[Excerpts from a figure dataset]
+ + + +

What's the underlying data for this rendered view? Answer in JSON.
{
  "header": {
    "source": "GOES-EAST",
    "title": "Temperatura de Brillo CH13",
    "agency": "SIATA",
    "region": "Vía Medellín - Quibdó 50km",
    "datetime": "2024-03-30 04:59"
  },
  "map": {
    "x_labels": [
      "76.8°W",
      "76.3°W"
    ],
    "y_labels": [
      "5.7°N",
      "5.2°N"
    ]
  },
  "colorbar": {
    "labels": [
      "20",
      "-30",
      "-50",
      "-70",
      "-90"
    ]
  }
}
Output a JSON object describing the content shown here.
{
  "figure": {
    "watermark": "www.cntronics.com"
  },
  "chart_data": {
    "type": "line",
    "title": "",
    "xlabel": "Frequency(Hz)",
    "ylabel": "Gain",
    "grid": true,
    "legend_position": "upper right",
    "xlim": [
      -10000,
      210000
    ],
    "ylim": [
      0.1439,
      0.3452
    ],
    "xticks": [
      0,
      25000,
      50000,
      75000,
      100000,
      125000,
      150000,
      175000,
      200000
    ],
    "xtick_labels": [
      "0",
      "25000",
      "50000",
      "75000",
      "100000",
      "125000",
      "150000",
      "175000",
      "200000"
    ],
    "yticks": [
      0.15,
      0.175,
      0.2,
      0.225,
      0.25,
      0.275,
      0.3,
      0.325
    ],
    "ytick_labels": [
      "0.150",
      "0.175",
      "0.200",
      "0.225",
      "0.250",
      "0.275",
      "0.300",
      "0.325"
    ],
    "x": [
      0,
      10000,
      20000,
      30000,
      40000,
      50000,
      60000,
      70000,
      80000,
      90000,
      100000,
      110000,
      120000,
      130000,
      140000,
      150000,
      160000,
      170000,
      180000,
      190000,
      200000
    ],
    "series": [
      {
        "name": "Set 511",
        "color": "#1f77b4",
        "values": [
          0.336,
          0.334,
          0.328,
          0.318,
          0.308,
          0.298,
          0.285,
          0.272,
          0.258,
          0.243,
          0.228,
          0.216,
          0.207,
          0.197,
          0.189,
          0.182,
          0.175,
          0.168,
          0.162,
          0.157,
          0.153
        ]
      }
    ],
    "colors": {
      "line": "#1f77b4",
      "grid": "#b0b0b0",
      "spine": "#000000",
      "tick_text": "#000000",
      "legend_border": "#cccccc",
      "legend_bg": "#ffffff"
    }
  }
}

+ + + +

■ **Your goal**
Find how many lines in the records contain the string "JSON", then give the number alone.

■ **Reply**
2